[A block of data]
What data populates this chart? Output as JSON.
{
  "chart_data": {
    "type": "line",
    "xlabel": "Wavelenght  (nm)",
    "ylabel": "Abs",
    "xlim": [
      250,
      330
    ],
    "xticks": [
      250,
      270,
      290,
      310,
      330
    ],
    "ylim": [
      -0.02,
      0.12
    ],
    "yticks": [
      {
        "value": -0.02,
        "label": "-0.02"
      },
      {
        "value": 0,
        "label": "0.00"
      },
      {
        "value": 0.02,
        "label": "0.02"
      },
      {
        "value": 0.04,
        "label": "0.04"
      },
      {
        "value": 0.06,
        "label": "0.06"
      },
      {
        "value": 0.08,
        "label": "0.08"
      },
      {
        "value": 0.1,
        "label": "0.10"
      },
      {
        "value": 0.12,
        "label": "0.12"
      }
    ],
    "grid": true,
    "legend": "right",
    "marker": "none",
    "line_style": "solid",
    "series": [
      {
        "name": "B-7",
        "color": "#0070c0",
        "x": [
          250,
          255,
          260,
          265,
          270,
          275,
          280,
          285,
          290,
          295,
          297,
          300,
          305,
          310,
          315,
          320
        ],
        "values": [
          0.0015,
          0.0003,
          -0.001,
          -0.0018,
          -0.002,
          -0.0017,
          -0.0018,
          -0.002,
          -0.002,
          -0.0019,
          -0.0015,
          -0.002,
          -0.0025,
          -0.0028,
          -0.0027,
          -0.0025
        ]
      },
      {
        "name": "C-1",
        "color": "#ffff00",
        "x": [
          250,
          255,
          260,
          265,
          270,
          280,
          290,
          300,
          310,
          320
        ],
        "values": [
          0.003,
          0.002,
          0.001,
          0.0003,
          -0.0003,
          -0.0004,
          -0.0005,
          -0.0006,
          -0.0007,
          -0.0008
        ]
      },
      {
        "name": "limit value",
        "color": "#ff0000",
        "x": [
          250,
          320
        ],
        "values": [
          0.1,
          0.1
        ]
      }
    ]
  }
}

## EXERCISE BRIEF:
Pick out every line of the listing containing the word "color", and show those lines.

## THE SOLUTION:
        "color": "#0070c0",
        "color": "#ffff00",
        "color": "#ff0000",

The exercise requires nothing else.